What is needed
Without the pictures, return all of the material exactly as written.

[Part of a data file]
---*---

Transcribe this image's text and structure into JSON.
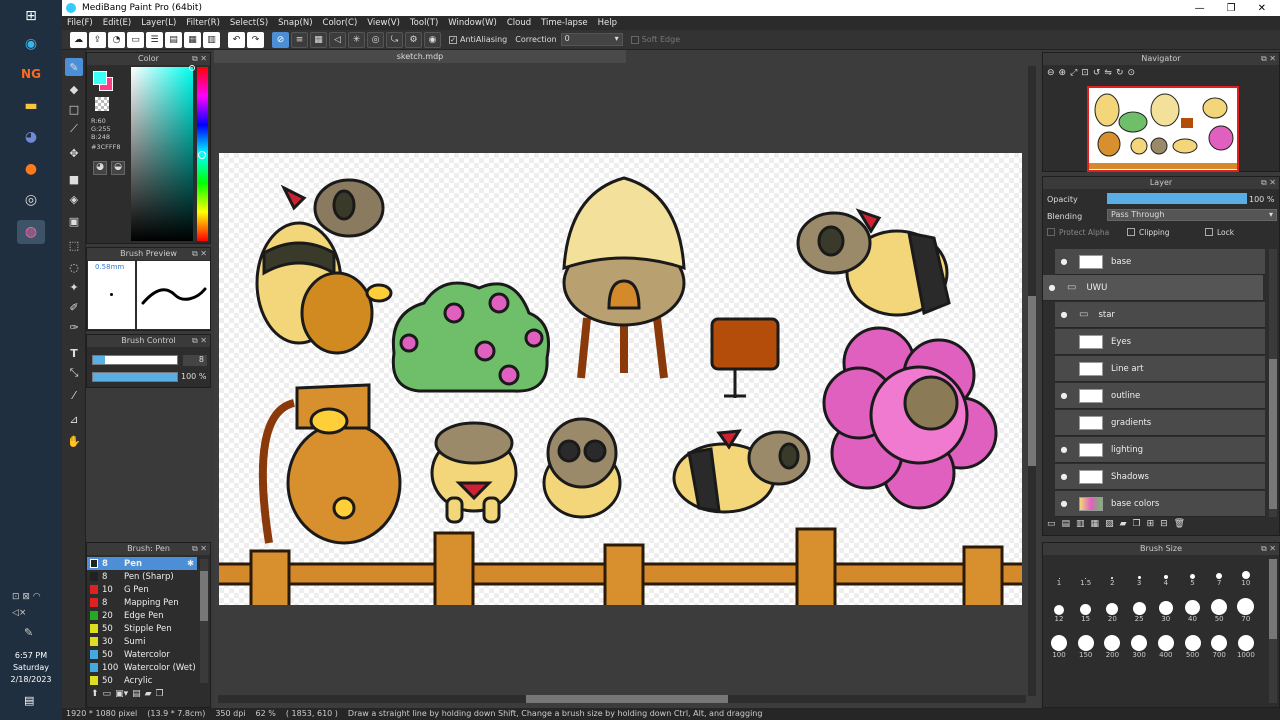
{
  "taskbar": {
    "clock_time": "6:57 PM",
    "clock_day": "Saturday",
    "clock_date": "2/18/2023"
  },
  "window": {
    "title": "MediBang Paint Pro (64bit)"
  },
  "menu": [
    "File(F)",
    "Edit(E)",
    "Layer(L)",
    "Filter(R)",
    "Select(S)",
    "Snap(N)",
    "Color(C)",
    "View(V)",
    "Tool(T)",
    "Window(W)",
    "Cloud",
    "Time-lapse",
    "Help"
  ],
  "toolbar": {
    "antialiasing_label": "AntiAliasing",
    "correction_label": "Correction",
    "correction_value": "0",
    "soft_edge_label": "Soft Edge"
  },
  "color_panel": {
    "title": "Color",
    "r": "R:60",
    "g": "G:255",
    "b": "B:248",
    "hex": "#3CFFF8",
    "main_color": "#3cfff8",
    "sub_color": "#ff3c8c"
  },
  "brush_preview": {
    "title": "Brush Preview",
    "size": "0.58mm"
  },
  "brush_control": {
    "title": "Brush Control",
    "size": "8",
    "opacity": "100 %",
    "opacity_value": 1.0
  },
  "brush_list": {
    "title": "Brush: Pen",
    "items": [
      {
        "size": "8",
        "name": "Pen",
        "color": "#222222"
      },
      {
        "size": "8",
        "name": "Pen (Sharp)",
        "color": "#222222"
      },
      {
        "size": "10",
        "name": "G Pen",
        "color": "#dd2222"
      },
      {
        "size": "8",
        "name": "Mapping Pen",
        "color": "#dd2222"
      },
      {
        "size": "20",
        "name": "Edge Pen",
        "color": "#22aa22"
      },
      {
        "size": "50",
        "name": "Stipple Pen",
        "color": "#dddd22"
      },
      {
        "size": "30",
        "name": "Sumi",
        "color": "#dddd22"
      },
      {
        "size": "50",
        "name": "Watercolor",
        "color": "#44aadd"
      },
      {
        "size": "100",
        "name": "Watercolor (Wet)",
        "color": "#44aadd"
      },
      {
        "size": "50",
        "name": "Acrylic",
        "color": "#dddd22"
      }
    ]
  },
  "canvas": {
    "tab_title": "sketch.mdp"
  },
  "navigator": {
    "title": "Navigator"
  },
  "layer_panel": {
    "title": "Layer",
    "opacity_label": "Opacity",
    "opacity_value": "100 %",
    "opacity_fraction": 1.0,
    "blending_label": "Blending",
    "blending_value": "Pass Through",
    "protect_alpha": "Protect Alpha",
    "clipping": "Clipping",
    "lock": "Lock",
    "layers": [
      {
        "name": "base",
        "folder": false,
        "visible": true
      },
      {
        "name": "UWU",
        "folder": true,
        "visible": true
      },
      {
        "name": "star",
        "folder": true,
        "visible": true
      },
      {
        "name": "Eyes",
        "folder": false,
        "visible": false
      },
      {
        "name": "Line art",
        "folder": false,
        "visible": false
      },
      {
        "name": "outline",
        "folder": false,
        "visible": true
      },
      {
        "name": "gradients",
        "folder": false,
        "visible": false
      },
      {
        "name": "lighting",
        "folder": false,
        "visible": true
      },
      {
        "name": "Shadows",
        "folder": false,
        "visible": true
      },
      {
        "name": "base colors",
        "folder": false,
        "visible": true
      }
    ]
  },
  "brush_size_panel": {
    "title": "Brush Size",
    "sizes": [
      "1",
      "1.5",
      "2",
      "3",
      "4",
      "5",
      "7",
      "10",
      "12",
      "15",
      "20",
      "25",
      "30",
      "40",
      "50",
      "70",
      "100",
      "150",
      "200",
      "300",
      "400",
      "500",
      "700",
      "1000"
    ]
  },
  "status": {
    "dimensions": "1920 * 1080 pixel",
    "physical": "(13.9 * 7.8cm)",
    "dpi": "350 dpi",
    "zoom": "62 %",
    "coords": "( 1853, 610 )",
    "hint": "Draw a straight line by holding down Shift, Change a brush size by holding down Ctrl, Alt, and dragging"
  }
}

---*---

Worked solution
Transcribe this image's text and structure into JSON.
{
  "taskbar": {
    "clock_time": "6:57 PM",
    "clock_day": "Saturday",
    "clock_date": "2/18/2023"
  },
  "window": {
    "title": "MediBang Paint Pro (64bit)"
  },
  "menu": [
    "File(F)",
    "Edit(E)",
    "Layer(L)",
    "Filter(R)",
    "Select(S)",
    "Snap(N)",
    "Color(C)",
    "View(V)",
    "Tool(T)",
    "Window(W)",
    "Cloud",
    "Time-lapse",
    "Help"
  ],
  "toolbar": {
    "antialiasing_label": "AntiAliasing",
    "correction_label": "Correction",
    "correction_value": "0",
    "soft_edge_label": "Soft Edge"
  },
  "color_panel": {
    "title": "Color",
    "r": "R:60",
    "g": "G:255",
    "b": "B:248",
    "hex": "#3CFFF8",
    "main_color": "#3cfff8",
    "sub_color": "#ff3c8c"
  },
  "brush_preview": {
    "title": "Brush Preview",
    "size": "0.58mm"
  },
  "brush_control": {
    "title": "Brush Control",
    "size": "8",
    "opacity": "100 %",
    "opacity_value": 1.0
  },
  "brush_list": {
    "title": "Brush: Pen",
    "items": [
      {
        "size": "8",
        "name": "Pen",
        "color": "#222222"
      },
      {
        "size": "8",
        "name": "Pen (Sharp)",
        "color": "#222222"
      },
      {
        "size": "10",
        "name": "G Pen",
        "color": "#dd2222"
      },
      {
        "size": "8",
        "name": "Mapping Pen",
        "color": "#dd2222"
      },
      {
        "size": "20",
        "name": "Edge Pen",
        "color": "#22aa22"
      },
      {
        "size": "50",
        "name": "Stipple Pen",
        "color": "#dddd22"
      },
      {
        "size": "30",
        "name": "Sumi",
        "color": "#dddd22"
      },
      {
        "size": "50",
        "name": "Watercolor",
        "color": "#44aadd"
      },
      {
        "size": "100",
        "name": "Watercolor (Wet)",
        "color": "#44aadd"
      },
      {
        "size": "50",
        "name": "Acrylic",
        "color": "#dddd22"
      }
    ]
  },
  "canvas": {
    "tab_title": "sketch.mdp"
  },
  "navigator": {
    "title": "Navigator"
  },
  "layer_panel": {
    "title": "Layer",
    "opacity_label": "Opacity",
    "opacity_value": "100 %",
    "opacity_fraction": 1.0,
    "blending_label": "Blending",
    "blending_value": "Pass Through",
    "protect_alpha": "Protect Alpha",
    "clipping": "Clipping",
    "lock": "Lock",
    "layers": [
      {
        "name": "base",
        "folder": false,
        "visible": true
      },
      {
        "name": "UWU",
        "folder": true,
        "visible": true
      },
      {
        "name": "star",
        "folder": true,
        "visible": true
      },
      {
        "name": "Eyes",
        "folder": false,
        "visible": false
      },
      {
        "name": "Line art",
        "folder": false,
        "visible": false
      },
      {
        "name": "outline",
        "folder": false,
        "visible": true
      },
      {
        "name": "gradients",
        "folder": false,
        "visible": false
      },
      {
        "name": "lighting",
        "folder": false,
        "visible": true
      },
      {
        "name": "Shadows",
        "folder": false,
        "visible": true
      },
      {
        "name": "base colors",
        "folder": false,
        "visible": true
      }
    ]
  },
  "brush_size_panel": {
    "title": "Brush Size",
    "sizes": [
      "1",
      "1.5",
      "2",
      "3",
      "4",
      "5",
      "7",
      "10",
      "12",
      "15",
      "20",
      "25",
      "30",
      "40",
      "50",
      "70",
      "100",
      "150",
      "200",
      "300",
      "400",
      "500",
      "700",
      "1000"
    ]
  },
  "status": {
    "dimensions": "1920 * 1080 pixel",
    "physical": "(13.9 * 7.8cm)",
    "dpi": "350 dpi",
    "zoom": "62 %",
    "coords": "( 1853, 610 )",
    "hint": "Draw a straight line by holding down Shift, Change a brush size by holding down Ctrl, Alt, and dragging"
  }
}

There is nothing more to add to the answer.